- **WHAT TO WORK ON**:
Take the material below and write it all out again exactly.
** start STORED RECORDS **
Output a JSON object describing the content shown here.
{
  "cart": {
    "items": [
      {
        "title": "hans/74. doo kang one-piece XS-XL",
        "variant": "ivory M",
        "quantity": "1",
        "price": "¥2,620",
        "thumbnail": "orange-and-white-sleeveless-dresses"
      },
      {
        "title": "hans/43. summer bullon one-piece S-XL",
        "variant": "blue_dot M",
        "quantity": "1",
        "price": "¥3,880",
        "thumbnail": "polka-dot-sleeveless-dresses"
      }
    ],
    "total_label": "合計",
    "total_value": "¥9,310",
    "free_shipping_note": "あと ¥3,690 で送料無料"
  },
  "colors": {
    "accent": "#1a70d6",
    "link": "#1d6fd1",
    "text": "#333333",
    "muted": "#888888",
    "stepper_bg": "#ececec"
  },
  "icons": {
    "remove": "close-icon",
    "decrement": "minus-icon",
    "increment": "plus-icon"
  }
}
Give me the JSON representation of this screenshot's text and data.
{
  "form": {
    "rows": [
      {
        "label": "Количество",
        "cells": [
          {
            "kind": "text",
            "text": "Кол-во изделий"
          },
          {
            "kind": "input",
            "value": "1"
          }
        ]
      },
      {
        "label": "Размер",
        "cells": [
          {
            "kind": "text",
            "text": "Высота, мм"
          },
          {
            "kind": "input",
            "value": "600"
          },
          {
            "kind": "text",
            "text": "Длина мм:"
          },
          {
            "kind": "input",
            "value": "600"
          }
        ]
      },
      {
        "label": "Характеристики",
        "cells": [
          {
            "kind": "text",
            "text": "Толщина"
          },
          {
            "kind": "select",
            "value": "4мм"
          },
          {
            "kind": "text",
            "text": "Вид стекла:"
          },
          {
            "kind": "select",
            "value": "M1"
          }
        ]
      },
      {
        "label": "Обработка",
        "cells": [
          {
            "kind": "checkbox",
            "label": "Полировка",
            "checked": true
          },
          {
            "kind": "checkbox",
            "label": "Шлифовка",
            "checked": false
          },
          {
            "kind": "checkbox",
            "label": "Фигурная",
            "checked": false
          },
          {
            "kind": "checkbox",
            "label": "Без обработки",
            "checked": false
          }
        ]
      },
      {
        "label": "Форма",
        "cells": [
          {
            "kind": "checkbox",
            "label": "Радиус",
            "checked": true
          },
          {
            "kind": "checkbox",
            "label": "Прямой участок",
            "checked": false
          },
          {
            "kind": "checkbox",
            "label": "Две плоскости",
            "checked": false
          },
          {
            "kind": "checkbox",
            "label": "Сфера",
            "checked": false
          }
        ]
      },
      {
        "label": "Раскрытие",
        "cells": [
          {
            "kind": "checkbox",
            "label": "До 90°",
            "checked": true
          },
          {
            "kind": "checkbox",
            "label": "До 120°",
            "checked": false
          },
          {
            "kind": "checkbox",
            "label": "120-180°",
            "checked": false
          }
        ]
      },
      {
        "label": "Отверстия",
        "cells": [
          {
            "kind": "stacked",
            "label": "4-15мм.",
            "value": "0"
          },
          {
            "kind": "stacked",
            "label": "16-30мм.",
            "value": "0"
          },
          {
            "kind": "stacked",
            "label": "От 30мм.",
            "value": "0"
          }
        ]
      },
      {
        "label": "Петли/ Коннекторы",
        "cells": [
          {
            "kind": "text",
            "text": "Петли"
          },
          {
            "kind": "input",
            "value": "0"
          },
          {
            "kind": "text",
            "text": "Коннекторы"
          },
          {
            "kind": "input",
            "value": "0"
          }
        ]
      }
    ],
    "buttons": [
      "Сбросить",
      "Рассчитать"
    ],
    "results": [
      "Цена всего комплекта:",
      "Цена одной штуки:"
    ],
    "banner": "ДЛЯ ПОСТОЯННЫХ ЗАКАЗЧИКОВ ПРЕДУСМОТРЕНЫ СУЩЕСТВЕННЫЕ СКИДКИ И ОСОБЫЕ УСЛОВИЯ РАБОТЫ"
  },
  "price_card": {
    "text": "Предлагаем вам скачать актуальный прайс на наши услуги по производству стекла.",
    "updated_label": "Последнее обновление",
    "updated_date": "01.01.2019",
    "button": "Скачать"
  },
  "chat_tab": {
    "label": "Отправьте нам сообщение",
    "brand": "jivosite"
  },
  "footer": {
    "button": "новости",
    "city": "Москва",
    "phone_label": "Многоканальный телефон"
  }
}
** end STORED RECORDS **
- **FULL ANSWER**:
Output a JSON object describing the content shown here.
{
  "cart": {
    "items": [
      {
        "title": "hans/74. doo kang one-piece XS-XL",
        "variant": "ivory M",
        "quantity": "1",
        "price": "¥2,620",
        "thumbnail": "orange-and-white-sleeveless-dresses"
      },
      {
        "title": "hans/43. summer bullon one-piece S-XL",
        "variant": "blue_dot M",
        "quantity": "1",
        "price": "¥3,880",
        "thumbnail": "polka-dot-sleeveless-dresses"
      }
    ],
    "total_label": "合計",
    "total_value": "¥9,310",
    "free_shipping_note": "あと ¥3,690 で送料無料"
  },
  "colors": {
    "accent": "#1a70d6",
    "link": "#1d6fd1",
    "text": "#333333",
    "muted": "#888888",
    "stepper_bg": "#ececec"
  },
  "icons": {
    "remove": "close-icon",
    "decrement": "minus-icon",
    "increment": "plus-icon"
  }
}
Give me the JSON representation of this screenshot's text and data.
{
  "form": {
    "rows": [
      {
        "label": "Количество",
        "cells": [
          {
            "kind": "text",
            "text": "Кол-во изделий"
          },
          {
            "kind": "input",
            "value": "1"
          }
        ]
      },
      {
        "label": "Размер",
        "cells": [
          {
            "kind": "text",
            "text": "Высота, мм"
          },
          {
            "kind": "input",
            "value": "600"
          },
          {
            "kind": "text",
            "text": "Длина мм:"
          },
          {
            "kind": "input",
            "value": "600"
          }
        ]
      },
      {
        "label": "Характеристики",
        "cells": [
          {
            "kind": "text",
            "text": "Толщина"
          },
          {
            "kind": "select",
            "value": "4мм"
          },
          {
            "kind": "text",
            "text": "Вид стекла:"
          },
          {
            "kind": "select",
            "value": "M1"
          }
        ]
      },
      {
        "label": "Обработка",
        "cells": [
          {
            "kind": "checkbox",
            "label": "Полировка",
            "checked": true
          },
          {
            "kind": "checkbox",
            "label": "Шлифовка",
            "checked": false
          },
          {
            "kind": "checkbox",
            "label": "Фигурная",
            "checked": false
          },
          {
            "kind": "checkbox",
            "label": "Без обработки",
            "checked": false
          }
        ]
      },
      {
        "label": "Форма",
        "cells": [
          {
            "kind": "checkbox",
            "label": "Радиус",
            "checked": true
          },
          {
            "kind": "checkbox",
            "label": "Прямой участок",
            "checked": false
          },
          {
            "kind": "checkbox",
            "label": "Две плоскости",
            "checked": false
          },
          {
            "kind": "checkbox",
            "label": "Сфера",
            "checked": false
          }
        ]
      },
      {
        "label": "Раскрытие",
        "cells": [
          {
            "kind": "checkbox",
            "label": "До 90°",
            "checked": true
          },
          {
            "kind": "checkbox",
            "label": "До 120°",
            "checked": false
          },
          {
            "kind": "checkbox",
            "label": "120-180°",
            "checked": false
          }
        ]
      },
      {
        "label": "Отверстия",
        "cells": [
          {
            "kind": "stacked",
            "label": "4-15мм.",
            "value": "0"
          },
          {
            "kind": "stacked",
            "label": "16-30мм.",
            "value": "0"
          },
          {
            "kind": "stacked",
            "label": "От 30мм.",
            "value": "0"
          }
        ]
      },
      {
        "label": "Петли/ Коннекторы",
        "cells": [
          {
            "kind": "text",
            "text": "Петли"
          },
          {
            "kind": "input",
            "value": "0"
          },
          {
            "kind": "text",
            "text": "Коннекторы"
          },
          {
            "kind": "input",
            "value": "0"
          }
        ]
      }
    ],
    "buttons": [
      "Сбросить",
      "Рассчитать"
    ],
    "results": [
      "Цена всего комплекта:",
      "Цена одной штуки:"
    ],
    "banner": "ДЛЯ ПОСТОЯННЫХ ЗАКАЗЧИКОВ ПРЕДУСМОТРЕНЫ СУЩЕСТВЕННЫЕ СКИДКИ И ОСОБЫЕ УСЛОВИЯ РАБОТЫ"
  },
  "price_card": {
    "text": "Предлагаем вам скачать актуальный прайс на наши услуги по производству стекла.",
    "updated_label": "Последнее обновление",
    "updated_date": "01.01.2019",
    "button": "Скачать"
  },
  "chat_tab": {
    "label": "Отправьте нам сообщение",
    "brand": "jivosite"
  },
  "footer": {
    "button": "новости",
    "city": "Москва",
    "phone_label": "Многоканальный телефон"
  }
}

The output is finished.